- WORK TO BE COMPLETED: Locate the string "sino" throughout the material and copy every line in which it occurs.

================

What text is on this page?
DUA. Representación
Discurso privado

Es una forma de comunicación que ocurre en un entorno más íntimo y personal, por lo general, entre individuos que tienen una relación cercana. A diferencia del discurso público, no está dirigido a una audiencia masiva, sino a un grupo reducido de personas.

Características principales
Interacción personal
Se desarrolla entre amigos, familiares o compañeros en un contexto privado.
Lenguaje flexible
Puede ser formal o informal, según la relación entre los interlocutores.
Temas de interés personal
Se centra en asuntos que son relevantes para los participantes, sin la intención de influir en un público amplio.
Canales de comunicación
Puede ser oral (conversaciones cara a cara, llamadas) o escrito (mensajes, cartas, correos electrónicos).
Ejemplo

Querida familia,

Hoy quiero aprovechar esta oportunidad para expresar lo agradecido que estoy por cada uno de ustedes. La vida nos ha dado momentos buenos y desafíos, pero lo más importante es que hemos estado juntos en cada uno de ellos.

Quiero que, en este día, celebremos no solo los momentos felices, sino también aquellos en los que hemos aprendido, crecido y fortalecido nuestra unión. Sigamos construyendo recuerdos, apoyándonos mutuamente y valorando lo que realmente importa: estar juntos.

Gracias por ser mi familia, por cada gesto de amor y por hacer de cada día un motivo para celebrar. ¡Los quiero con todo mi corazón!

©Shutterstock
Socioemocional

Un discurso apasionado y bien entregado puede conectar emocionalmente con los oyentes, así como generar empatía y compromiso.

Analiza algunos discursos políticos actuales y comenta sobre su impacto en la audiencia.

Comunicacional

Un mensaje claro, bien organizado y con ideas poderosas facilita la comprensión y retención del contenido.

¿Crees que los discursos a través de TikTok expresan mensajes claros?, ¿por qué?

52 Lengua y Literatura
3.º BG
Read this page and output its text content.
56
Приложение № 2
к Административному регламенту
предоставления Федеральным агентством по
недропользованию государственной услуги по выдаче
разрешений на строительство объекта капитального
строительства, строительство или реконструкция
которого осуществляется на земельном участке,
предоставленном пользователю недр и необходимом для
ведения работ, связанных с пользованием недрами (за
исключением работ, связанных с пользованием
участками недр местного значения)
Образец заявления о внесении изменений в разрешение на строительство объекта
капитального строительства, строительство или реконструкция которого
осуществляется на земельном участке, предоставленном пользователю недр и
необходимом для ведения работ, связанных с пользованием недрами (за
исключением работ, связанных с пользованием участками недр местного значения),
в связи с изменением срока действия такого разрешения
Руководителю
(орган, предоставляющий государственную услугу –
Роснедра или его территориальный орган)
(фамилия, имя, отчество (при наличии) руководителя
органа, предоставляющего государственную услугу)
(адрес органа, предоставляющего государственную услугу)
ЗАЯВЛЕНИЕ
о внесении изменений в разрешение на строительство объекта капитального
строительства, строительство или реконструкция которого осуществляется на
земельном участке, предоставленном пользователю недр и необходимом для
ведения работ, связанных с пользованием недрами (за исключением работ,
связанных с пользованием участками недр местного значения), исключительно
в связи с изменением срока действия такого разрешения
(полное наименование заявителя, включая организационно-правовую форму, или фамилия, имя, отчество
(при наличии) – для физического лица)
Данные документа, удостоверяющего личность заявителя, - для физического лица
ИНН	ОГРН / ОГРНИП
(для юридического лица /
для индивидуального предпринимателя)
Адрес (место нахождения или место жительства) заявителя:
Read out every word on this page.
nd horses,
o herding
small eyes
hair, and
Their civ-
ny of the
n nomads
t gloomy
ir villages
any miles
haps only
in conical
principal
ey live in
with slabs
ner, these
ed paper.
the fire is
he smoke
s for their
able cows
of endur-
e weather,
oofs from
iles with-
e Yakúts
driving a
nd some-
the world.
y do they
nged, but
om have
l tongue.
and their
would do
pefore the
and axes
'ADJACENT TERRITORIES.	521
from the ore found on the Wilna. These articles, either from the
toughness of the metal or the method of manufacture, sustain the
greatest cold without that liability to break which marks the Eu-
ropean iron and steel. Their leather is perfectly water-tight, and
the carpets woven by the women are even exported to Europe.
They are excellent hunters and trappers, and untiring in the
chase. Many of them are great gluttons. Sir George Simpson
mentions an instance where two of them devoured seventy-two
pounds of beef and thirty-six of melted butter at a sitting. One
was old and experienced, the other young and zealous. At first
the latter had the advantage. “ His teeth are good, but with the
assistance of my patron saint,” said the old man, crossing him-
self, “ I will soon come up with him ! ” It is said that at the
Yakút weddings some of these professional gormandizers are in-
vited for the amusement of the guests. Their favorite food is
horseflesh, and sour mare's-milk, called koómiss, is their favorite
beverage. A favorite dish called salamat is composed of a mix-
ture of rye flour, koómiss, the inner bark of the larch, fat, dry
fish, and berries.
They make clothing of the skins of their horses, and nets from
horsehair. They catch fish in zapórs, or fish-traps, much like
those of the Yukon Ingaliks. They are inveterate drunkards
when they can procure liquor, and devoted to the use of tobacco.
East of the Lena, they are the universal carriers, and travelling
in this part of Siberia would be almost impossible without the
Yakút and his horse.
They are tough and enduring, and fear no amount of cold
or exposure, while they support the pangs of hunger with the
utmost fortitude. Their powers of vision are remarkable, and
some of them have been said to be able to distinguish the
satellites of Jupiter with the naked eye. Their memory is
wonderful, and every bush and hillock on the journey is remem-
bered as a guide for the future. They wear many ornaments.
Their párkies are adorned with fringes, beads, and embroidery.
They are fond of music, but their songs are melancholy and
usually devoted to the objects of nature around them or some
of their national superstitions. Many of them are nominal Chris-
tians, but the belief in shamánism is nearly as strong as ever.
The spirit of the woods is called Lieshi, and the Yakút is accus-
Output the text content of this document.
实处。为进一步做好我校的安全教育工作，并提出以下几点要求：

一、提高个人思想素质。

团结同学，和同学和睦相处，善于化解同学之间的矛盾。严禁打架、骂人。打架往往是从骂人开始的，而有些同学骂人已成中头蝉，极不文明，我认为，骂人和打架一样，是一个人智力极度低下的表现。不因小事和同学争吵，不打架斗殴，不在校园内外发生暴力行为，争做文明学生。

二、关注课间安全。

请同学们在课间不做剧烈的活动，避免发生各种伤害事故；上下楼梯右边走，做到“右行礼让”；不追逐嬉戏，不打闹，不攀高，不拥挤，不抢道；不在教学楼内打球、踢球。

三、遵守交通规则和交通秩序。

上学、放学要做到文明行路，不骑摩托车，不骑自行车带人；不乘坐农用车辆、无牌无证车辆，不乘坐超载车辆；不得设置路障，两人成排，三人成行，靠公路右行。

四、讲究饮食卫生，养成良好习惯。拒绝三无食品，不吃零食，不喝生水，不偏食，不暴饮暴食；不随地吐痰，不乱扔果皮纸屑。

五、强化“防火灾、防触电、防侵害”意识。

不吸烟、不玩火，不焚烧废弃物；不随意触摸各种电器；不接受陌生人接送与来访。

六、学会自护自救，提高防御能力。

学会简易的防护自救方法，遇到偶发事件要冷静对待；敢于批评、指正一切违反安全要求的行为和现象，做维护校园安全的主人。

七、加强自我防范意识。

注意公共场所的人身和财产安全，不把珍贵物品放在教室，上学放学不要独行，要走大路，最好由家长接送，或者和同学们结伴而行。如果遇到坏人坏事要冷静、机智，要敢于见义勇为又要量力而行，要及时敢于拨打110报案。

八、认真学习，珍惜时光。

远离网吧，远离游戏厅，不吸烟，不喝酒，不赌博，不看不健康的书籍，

================

- RESPONSE BELOW:
Es una forma de comunicación que ocurre en un entorno más íntimo y personal, por lo general, entre individuos que tienen una relación cercana. A diferencia del discurso público, no está dirigido a una audiencia masiva, sino a un grupo reducido de personas.
Quiero que, en este día, celebremos no solo los momentos felices, sino también aquellos en los que hemos aprendido, crecido y fortalecido nuestra unión. Sigamos construyendo recuerdos, apoyándonos mutuamente y valorando lo que realmente importa: estar juntos.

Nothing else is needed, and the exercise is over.